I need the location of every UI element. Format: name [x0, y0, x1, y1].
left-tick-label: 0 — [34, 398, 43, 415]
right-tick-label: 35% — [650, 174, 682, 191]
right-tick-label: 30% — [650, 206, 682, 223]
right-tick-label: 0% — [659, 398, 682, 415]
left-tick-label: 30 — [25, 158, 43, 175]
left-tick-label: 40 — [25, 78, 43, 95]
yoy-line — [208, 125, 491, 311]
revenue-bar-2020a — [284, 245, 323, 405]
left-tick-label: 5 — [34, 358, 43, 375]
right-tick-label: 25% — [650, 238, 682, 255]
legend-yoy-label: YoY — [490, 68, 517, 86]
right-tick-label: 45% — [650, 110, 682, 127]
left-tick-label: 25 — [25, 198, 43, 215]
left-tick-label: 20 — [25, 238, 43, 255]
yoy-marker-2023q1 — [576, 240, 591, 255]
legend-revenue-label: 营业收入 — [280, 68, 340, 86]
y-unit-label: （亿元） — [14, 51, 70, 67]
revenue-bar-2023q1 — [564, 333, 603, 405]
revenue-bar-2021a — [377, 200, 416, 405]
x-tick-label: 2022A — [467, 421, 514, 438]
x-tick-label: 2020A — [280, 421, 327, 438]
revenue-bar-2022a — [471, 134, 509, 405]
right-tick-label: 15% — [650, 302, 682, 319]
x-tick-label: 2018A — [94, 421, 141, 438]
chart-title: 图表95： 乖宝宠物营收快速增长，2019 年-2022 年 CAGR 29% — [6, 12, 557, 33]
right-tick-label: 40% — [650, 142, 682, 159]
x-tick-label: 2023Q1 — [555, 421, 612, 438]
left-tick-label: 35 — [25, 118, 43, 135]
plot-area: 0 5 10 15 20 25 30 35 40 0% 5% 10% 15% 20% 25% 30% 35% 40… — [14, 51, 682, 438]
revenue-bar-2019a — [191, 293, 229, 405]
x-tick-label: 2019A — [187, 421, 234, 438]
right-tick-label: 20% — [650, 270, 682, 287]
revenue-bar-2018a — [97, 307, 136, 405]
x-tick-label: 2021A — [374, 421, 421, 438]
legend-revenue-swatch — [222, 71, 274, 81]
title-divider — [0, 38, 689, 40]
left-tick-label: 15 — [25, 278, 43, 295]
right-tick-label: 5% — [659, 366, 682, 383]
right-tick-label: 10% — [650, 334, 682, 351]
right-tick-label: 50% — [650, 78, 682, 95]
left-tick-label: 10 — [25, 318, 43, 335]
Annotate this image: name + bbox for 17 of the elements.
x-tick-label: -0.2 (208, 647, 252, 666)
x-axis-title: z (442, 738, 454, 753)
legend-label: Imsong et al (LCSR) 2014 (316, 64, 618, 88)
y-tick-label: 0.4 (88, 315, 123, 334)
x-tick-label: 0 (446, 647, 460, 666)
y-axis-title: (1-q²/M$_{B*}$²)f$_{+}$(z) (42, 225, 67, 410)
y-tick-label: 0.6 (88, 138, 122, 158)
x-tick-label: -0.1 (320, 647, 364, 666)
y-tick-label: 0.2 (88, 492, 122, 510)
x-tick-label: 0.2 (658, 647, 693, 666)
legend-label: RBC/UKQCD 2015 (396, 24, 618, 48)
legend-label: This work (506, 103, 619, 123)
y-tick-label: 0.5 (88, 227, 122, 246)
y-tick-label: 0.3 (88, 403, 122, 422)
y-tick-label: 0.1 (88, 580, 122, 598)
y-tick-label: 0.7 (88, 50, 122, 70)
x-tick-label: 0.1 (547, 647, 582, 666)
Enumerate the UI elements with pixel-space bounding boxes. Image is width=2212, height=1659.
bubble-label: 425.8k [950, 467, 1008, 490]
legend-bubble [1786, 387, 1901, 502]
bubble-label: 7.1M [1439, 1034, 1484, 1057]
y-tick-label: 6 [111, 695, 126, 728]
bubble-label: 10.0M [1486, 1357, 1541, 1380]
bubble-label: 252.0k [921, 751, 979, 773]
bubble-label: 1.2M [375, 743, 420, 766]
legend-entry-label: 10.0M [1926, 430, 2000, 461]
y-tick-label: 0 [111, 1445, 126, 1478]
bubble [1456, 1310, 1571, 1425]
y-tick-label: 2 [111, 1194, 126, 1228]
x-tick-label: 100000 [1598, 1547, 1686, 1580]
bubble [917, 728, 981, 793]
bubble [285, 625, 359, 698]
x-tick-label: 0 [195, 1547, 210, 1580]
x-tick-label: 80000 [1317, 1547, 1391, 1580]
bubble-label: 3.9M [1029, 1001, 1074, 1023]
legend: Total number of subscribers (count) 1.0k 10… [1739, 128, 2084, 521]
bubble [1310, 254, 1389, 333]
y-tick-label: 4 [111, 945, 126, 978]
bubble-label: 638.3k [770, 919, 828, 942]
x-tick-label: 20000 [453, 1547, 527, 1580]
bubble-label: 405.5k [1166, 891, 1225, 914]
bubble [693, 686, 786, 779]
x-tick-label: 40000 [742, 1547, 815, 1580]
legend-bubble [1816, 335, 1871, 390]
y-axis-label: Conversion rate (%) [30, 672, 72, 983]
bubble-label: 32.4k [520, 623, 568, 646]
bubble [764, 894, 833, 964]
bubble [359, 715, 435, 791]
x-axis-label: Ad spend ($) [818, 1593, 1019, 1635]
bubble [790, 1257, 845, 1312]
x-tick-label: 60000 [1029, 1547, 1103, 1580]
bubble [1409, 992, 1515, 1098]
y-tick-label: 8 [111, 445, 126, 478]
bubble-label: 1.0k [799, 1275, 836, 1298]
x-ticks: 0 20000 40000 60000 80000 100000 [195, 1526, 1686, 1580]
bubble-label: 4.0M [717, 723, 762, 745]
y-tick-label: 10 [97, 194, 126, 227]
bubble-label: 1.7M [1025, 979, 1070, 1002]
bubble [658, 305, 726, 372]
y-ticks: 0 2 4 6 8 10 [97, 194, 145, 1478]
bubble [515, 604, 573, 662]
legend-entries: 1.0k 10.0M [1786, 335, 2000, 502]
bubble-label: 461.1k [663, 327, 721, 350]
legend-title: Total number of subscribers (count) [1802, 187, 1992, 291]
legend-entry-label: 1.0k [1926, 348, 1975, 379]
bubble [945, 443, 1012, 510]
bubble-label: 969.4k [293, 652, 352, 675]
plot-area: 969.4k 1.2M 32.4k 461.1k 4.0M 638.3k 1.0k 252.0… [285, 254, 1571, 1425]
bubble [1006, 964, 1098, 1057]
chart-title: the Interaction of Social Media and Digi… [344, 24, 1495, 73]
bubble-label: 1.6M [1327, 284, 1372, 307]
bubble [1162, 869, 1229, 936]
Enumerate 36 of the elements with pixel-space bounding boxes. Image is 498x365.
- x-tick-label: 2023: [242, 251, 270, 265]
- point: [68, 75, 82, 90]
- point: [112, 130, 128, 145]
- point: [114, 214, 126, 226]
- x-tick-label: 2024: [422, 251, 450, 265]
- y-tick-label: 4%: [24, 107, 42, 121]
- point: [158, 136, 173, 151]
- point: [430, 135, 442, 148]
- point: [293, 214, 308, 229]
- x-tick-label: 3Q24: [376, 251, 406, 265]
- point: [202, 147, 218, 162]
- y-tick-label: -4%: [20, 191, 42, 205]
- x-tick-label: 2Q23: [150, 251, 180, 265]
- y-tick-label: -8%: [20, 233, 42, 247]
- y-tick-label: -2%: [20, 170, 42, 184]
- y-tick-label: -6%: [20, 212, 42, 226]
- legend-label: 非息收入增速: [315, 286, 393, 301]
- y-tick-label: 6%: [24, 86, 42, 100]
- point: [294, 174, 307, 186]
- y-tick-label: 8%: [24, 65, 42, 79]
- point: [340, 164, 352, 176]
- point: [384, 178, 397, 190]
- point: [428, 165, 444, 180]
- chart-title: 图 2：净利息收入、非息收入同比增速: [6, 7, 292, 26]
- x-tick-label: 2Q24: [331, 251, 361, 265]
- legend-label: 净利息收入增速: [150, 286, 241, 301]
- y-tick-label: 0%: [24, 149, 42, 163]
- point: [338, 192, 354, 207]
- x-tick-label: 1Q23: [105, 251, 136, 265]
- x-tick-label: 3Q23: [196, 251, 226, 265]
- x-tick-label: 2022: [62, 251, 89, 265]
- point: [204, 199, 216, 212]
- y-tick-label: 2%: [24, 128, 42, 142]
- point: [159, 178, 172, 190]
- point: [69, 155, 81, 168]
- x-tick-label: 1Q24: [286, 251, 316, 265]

▸ **Problem details**:
Copy the records word for word, starting at their first line and ending after the line that contains "right-tick-label: 20% — [650, 270, 682, 287]".

▸ **Correct result**:
I need the location of every UI element. Format: name [x0, y0, x1, y1].
left-tick-label: 0 — [34, 398, 43, 415]
right-tick-label: 35% — [650, 174, 682, 191]
right-tick-label: 30% — [650, 206, 682, 223]
right-tick-label: 0% — [659, 398, 682, 415]
left-tick-label: 30 — [25, 158, 43, 175]
left-tick-label: 40 — [25, 78, 43, 95]
yoy-line — [208, 125, 491, 311]
revenue-bar-2020a — [284, 245, 323, 405]
left-tick-label: 5 — [34, 358, 43, 375]
right-tick-label: 25% — [650, 238, 682, 255]
legend-yoy-label: YoY — [490, 68, 517, 86]
right-tick-label: 45% — [650, 110, 682, 127]
left-tick-label: 25 — [25, 198, 43, 215]
left-tick-label: 20 — [25, 238, 43, 255]
yoy-marker-2023q1 — [576, 240, 591, 255]
legend-revenue-label: 营业收入 — [280, 68, 340, 86]
y-unit-label: （亿元） — [14, 51, 70, 67]
revenue-bar-2023q1 — [564, 333, 603, 405]
revenue-bar-2021a — [377, 200, 416, 405]
x-tick-label: 2022A — [467, 421, 514, 438]
x-tick-label: 2020A — [280, 421, 327, 438]
revenue-bar-2022a — [471, 134, 509, 405]
right-tick-label: 15% — [650, 302, 682, 319]
x-tick-label: 2018A — [94, 421, 141, 438]
chart-title: 图表95： 乖宝宠物营收快速增长，2019 年-2022 年 CAGR 29% — [6, 12, 557, 33]
right-tick-label: 40% — [650, 142, 682, 159]
x-tick-label: 2023Q1 — [555, 421, 612, 438]
left-tick-label: 35 — [25, 118, 43, 135]
plot-area: 0 5 10 15 20 25 30 35 40 0% 5% 10% 15% 20% 25% 30% 35% 40… — [14, 51, 682, 438]
revenue-bar-2019a — [191, 293, 229, 405]
x-tick-label: 2019A — [187, 421, 234, 438]
right-tick-label: 20% — [650, 270, 682, 287]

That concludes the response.